→ **EXERCISE OBJECTIVE**
Pull out every line of the listing below where "мероприятий" appears.

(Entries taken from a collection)
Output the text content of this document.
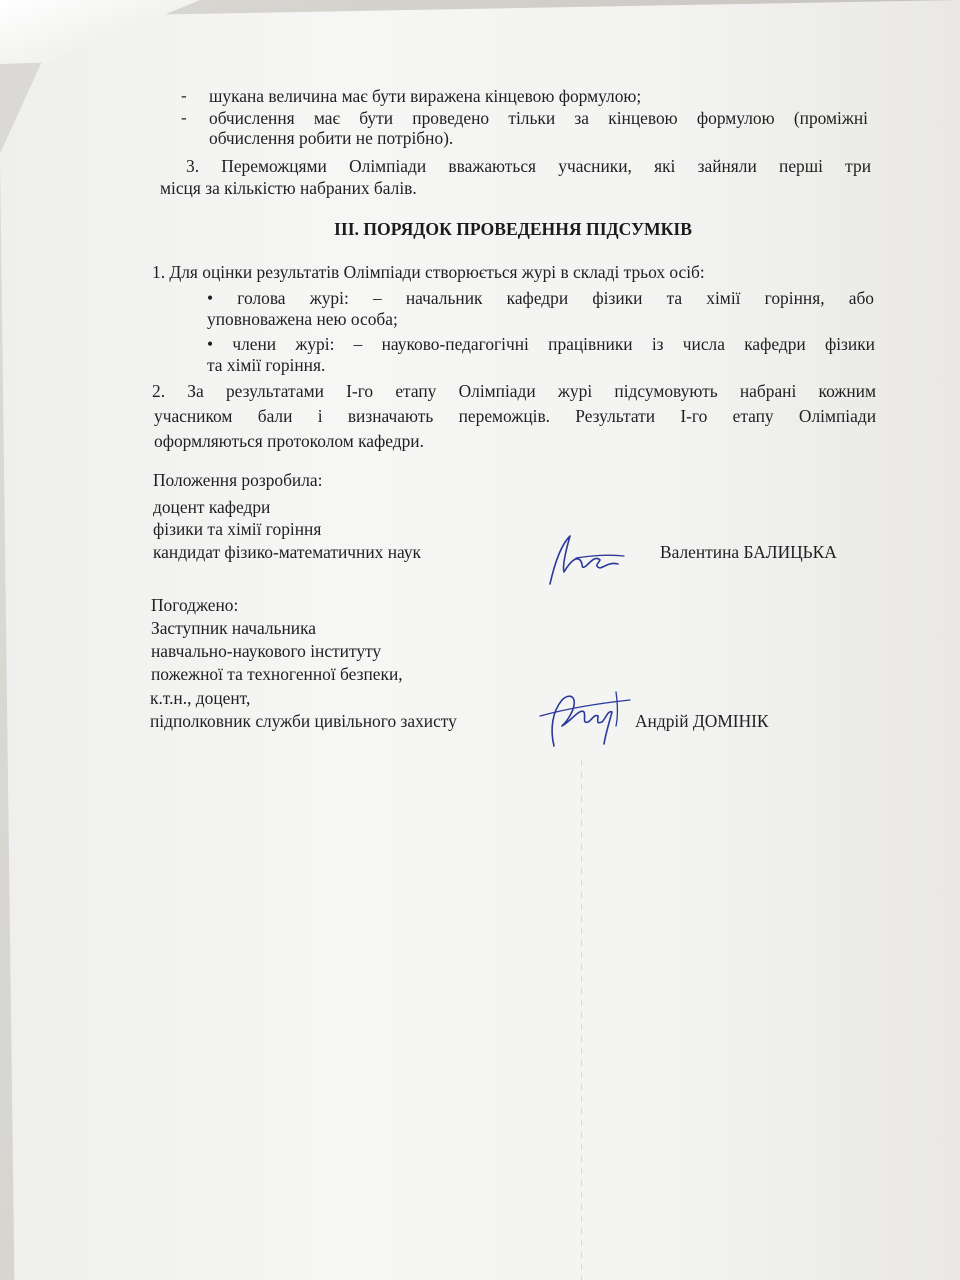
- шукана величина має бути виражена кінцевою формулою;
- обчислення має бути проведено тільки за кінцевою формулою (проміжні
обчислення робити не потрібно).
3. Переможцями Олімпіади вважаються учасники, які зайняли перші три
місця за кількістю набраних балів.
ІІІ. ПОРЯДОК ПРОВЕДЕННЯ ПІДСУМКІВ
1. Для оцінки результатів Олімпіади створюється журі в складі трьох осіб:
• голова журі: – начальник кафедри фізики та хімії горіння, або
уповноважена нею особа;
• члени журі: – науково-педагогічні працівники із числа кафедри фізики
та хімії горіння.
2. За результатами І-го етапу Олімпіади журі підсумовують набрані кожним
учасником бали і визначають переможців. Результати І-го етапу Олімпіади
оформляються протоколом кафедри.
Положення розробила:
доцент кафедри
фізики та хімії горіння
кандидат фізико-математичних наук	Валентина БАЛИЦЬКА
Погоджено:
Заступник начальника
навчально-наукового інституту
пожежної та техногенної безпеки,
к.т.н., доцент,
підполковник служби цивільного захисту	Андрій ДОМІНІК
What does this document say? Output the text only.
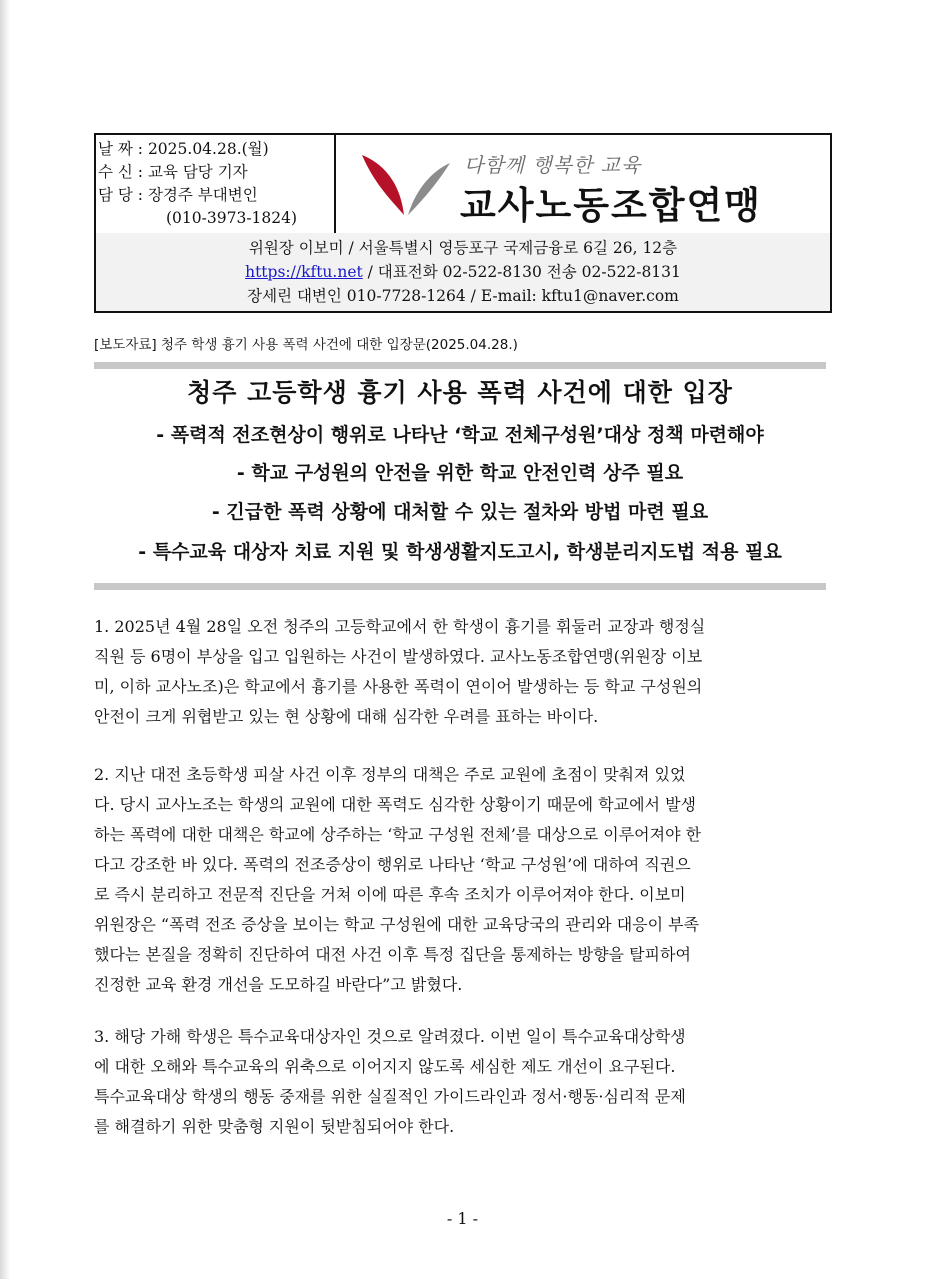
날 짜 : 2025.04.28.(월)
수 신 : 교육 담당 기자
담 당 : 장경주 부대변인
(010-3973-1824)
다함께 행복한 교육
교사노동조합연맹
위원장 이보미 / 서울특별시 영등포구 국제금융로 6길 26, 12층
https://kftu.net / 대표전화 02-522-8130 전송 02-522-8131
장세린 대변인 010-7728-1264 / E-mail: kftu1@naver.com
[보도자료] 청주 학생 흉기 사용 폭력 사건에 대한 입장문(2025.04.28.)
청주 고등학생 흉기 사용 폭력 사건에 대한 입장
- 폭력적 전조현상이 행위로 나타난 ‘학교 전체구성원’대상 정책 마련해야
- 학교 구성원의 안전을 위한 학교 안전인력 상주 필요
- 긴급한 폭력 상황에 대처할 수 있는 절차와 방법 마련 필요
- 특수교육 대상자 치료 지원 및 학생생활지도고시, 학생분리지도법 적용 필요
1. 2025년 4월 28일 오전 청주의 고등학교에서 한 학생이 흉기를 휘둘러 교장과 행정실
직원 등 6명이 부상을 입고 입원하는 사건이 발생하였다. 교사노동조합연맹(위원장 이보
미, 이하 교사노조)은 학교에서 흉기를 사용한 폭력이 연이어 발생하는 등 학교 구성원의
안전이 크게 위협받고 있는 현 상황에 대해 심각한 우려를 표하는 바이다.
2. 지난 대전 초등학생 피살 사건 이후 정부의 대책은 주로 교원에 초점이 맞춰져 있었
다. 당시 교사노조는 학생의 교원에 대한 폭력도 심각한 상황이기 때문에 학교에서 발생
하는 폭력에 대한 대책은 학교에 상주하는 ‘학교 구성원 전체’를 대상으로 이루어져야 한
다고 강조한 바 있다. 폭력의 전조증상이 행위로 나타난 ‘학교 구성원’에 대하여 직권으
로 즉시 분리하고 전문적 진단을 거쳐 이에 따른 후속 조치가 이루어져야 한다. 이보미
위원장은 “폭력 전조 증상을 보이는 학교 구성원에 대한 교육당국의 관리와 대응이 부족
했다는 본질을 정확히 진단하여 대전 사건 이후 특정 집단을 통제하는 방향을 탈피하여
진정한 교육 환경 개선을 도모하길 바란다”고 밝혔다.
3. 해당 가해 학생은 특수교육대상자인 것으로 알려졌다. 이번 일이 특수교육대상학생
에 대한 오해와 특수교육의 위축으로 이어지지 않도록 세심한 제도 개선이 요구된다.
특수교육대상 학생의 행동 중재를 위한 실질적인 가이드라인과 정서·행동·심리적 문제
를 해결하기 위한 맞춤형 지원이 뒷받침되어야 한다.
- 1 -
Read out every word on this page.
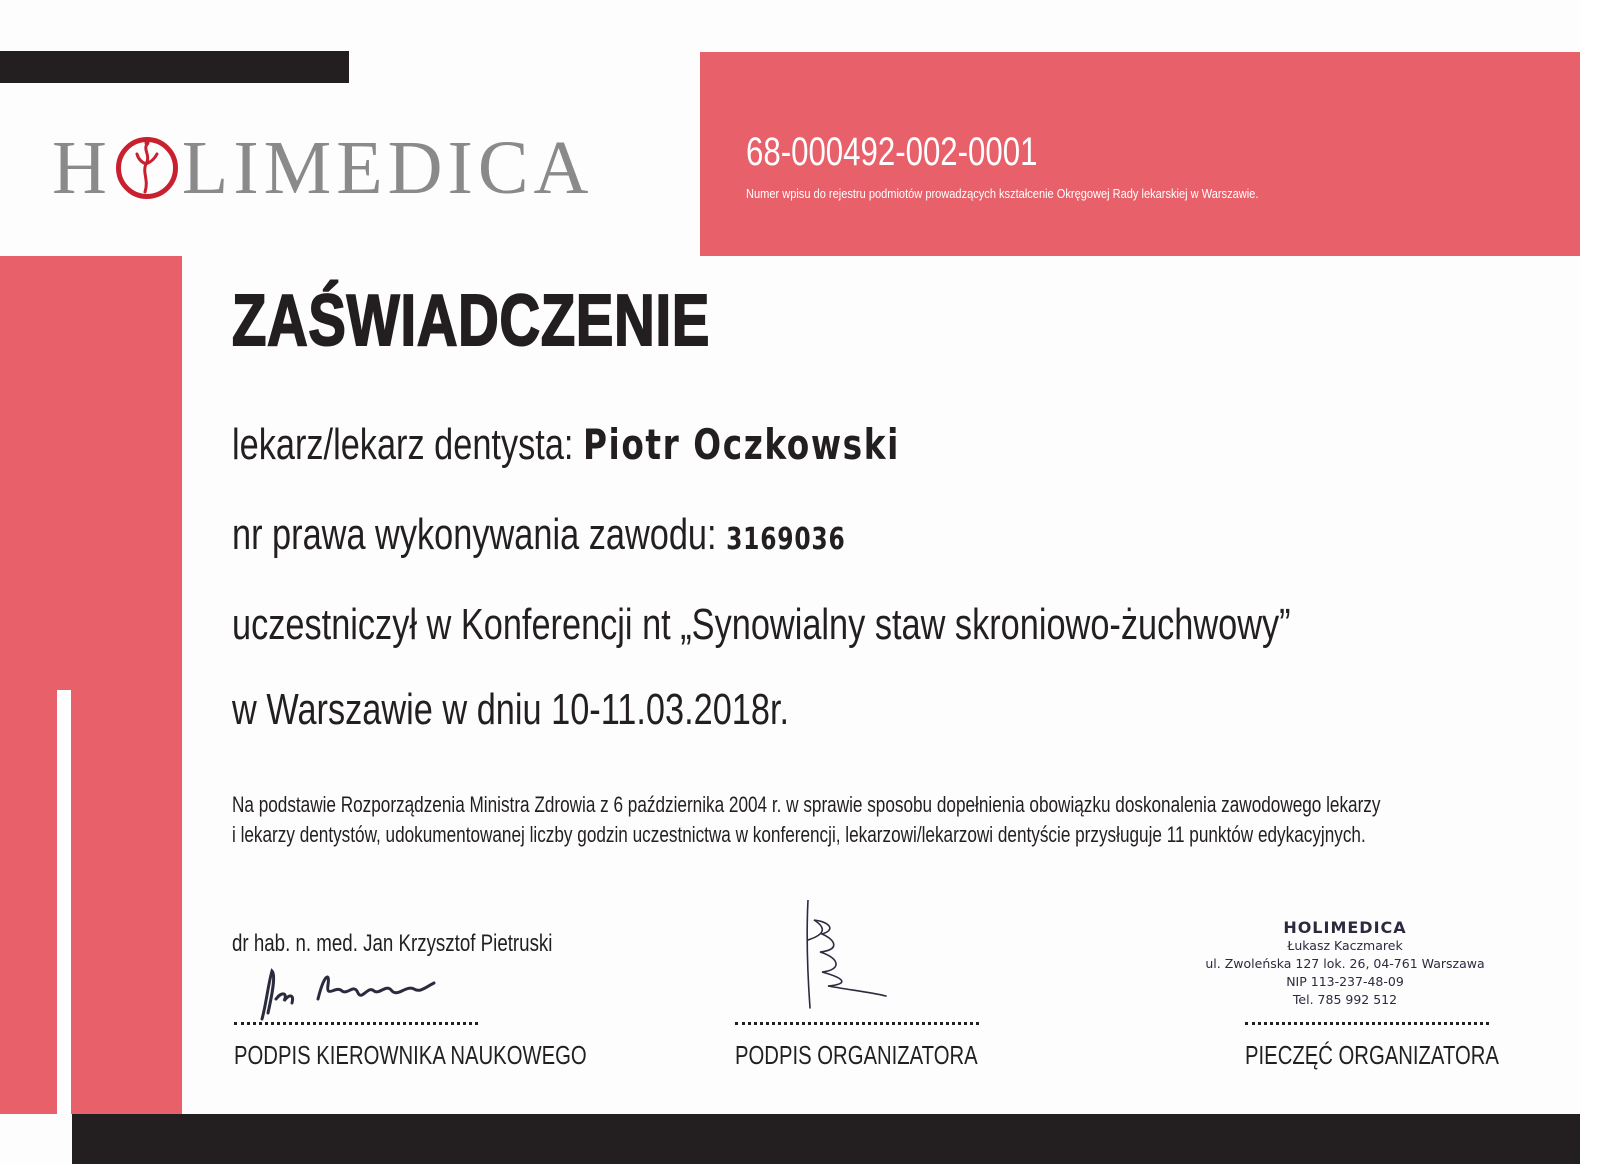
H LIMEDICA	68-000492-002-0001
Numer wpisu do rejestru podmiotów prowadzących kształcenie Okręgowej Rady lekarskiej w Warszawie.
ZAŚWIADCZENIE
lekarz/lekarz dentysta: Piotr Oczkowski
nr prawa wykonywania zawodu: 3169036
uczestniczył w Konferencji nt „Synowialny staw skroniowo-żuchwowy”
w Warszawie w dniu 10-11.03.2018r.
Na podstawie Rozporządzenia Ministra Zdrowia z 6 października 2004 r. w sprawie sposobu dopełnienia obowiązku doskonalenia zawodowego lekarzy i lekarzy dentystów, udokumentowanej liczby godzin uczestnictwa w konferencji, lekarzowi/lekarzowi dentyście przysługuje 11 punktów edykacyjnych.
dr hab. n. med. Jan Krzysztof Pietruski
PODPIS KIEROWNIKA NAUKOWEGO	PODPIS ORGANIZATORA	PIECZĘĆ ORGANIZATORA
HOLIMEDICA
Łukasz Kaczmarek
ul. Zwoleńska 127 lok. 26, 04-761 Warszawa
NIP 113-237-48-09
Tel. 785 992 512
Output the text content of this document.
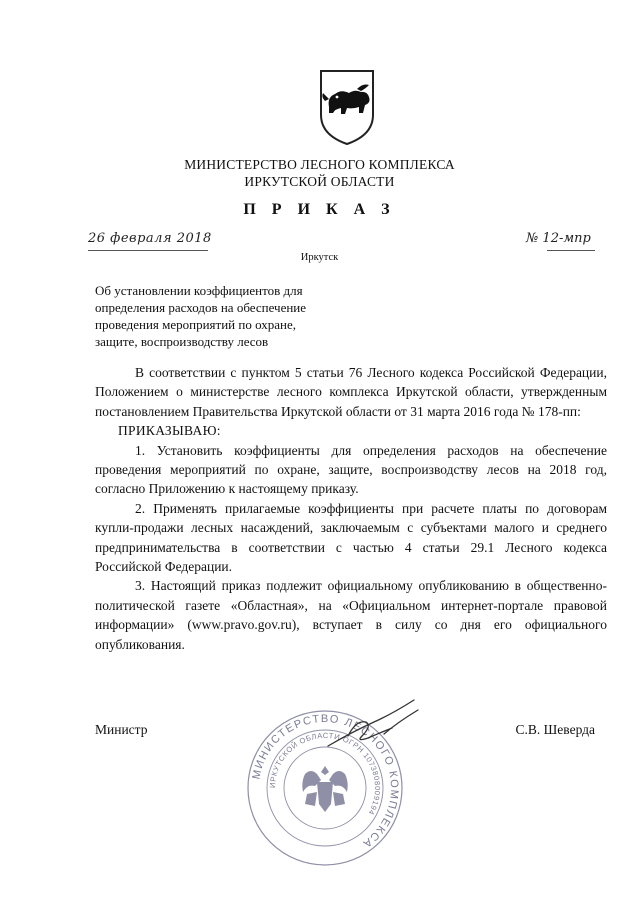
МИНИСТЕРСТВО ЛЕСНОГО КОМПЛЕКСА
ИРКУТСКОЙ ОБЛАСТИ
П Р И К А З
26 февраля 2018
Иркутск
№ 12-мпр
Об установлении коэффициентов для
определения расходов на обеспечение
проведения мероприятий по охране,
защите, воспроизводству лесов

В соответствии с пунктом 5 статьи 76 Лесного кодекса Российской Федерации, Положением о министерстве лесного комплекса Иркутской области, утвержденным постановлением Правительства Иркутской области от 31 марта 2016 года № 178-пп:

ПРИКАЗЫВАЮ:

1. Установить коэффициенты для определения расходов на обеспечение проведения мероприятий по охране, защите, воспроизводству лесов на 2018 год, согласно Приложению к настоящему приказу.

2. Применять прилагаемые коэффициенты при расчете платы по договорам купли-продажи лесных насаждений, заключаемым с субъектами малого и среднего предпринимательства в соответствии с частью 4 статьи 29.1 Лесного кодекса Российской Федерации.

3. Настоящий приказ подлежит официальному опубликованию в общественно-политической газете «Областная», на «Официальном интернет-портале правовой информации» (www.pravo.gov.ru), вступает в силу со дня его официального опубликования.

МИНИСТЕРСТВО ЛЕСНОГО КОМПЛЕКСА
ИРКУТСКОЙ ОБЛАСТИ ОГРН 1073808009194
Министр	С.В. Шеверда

→ **EXERCISE SOLUTION**
проведения мероприятий по охране,
1. Установить коэффициенты для определения расходов на обеспечение проведения мероприятий по охране, защите, воспроизводству лесов на 2018 год, согласно Приложению к настоящему приказу.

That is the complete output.